Data tied to figure images
········

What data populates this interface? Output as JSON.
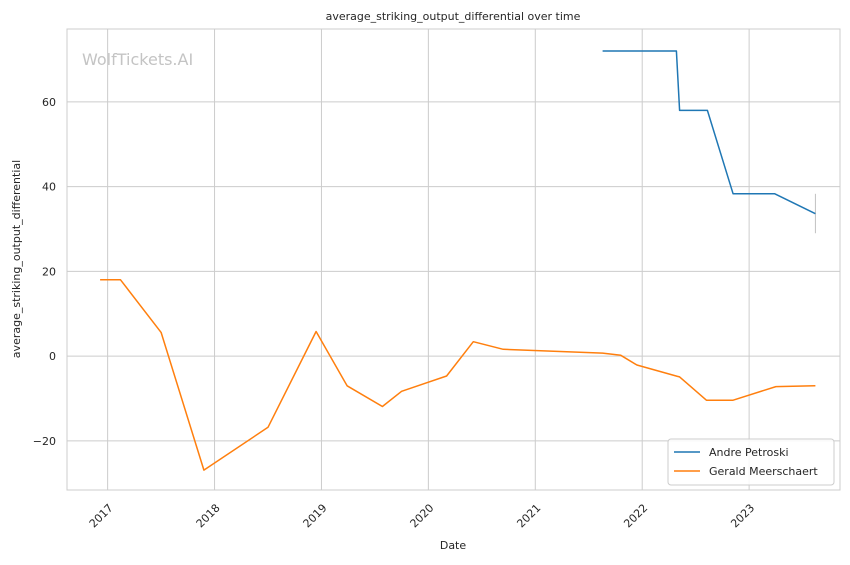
{
  "chart_data": {
    "type": "line",
    "title": "average_striking_output_differential over time",
    "xlabel": "Date",
    "ylabel": "average_striking_output_differential",
    "watermark": "WolfTickets.AI",
    "grid": true,
    "legend_position": "bottom-right",
    "xlim": [
      2016.62,
      2023.85
    ],
    "ylim": [
      -31.6,
      77.2
    ],
    "x_ticks": [
      {
        "value": 2017,
        "label": "2017"
      },
      {
        "value": 2018,
        "label": "2018"
      },
      {
        "value": 2019,
        "label": "2019"
      },
      {
        "value": 2020,
        "label": "2020"
      },
      {
        "value": 2021,
        "label": "2021"
      },
      {
        "value": 2022,
        "label": "2022"
      },
      {
        "value": 2023,
        "label": "2023"
      }
    ],
    "y_ticks": [
      {
        "value": -20,
        "label": "−20"
      },
      {
        "value": 0,
        "label": "0"
      },
      {
        "value": 20,
        "label": "20"
      },
      {
        "value": 40,
        "label": "40"
      },
      {
        "value": 60,
        "label": "60"
      }
    ],
    "series": [
      {
        "name": "Andre Petroski",
        "color": "#1f77b4",
        "x": [
          2021.63,
          2022.32,
          2022.35,
          2022.61,
          2022.85,
          2023.24,
          2023.62
        ],
        "y": [
          72.0,
          72.0,
          58.0,
          58.0,
          38.3,
          38.3,
          33.6
        ]
      },
      {
        "name": "Gerald Meerschaert",
        "color": "#ff7f0e",
        "x": [
          2016.93,
          2017.12,
          2017.5,
          2017.9,
          2018.5,
          2018.95,
          2019.24,
          2019.57,
          2019.75,
          2020.17,
          2020.42,
          2020.7,
          2021.63,
          2021.8,
          2021.95,
          2022.33,
          2022.35,
          2022.6,
          2022.85,
          2023.25,
          2023.62
        ],
        "y": [
          18.0,
          18.0,
          5.6,
          -26.9,
          -16.8,
          5.8,
          -7.0,
          -11.9,
          -8.3,
          -4.7,
          3.4,
          1.6,
          0.7,
          0.2,
          -2.1,
          -4.8,
          -4.9,
          -10.4,
          -10.4,
          -7.2,
          -7.0
        ]
      }
    ],
    "error_bar": {
      "x": 2023.62,
      "y_low": 29.0,
      "y_high": 38.3,
      "color": "#c0c0c0"
    }
  }
}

········

__The request__.
Nothing in the entries above should change when they are printed again, except that the pictures are dropped.

__Written reply__.
What data populates this interface? Output as JSON.
{
  "chart_data": {
    "type": "line",
    "title": "average_striking_output_differential over time",
    "xlabel": "Date",
    "ylabel": "average_striking_output_differential",
    "watermark": "WolfTickets.AI",
    "grid": true,
    "legend_position": "bottom-right",
    "xlim": [
      2016.62,
      2023.85
    ],
    "ylim": [
      -31.6,
      77.2
    ],
    "x_ticks": [
      {
        "value": 2017,
        "label": "2017"
      },
      {
        "value": 2018,
        "label": "2018"
      },
      {
        "value": 2019,
        "label": "2019"
      },
      {
        "value": 2020,
        "label": "2020"
      },
      {
        "value": 2021,
        "label": "2021"
      },
      {
        "value": 2022,
        "label": "2022"
      },
      {
        "value": 2023,
        "label": "2023"
      }
    ],
    "y_ticks": [
      {
        "value": -20,
        "label": "−20"
      },
      {
        "value": 0,
        "label": "0"
      },
      {
        "value": 20,
        "label": "20"
      },
      {
        "value": 40,
        "label": "40"
      },
      {
        "value": 60,
        "label": "60"
      }
    ],
    "series": [
      {
        "name": "Andre Petroski",
        "color": "#1f77b4",
        "x": [
          2021.63,
          2022.32,
          2022.35,
          2022.61,
          2022.85,
          2023.24,
          2023.62
        ],
        "y": [
          72.0,
          72.0,
          58.0,
          58.0,
          38.3,
          38.3,
          33.6
        ]
      },
      {
        "name": "Gerald Meerschaert",
        "color": "#ff7f0e",
        "x": [
          2016.93,
          2017.12,
          2017.5,
          2017.9,
          2018.5,
          2018.95,
          2019.24,
          2019.57,
          2019.75,
          2020.17,
          2020.42,
          2020.7,
          2021.63,
          2021.8,
          2021.95,
          2022.33,
          2022.35,
          2022.6,
          2022.85,
          2023.25,
          2023.62
        ],
        "y": [
          18.0,
          18.0,
          5.6,
          -26.9,
          -16.8,
          5.8,
          -7.0,
          -11.9,
          -8.3,
          -4.7,
          3.4,
          1.6,
          0.7,
          0.2,
          -2.1,
          -4.8,
          -4.9,
          -10.4,
          -10.4,
          -7.2,
          -7.0
        ]
      }
    ],
    "error_bar": {
      "x": 2023.62,
      "y_low": 29.0,
      "y_high": 38.3,
      "color": "#c0c0c0"
    }
  }
}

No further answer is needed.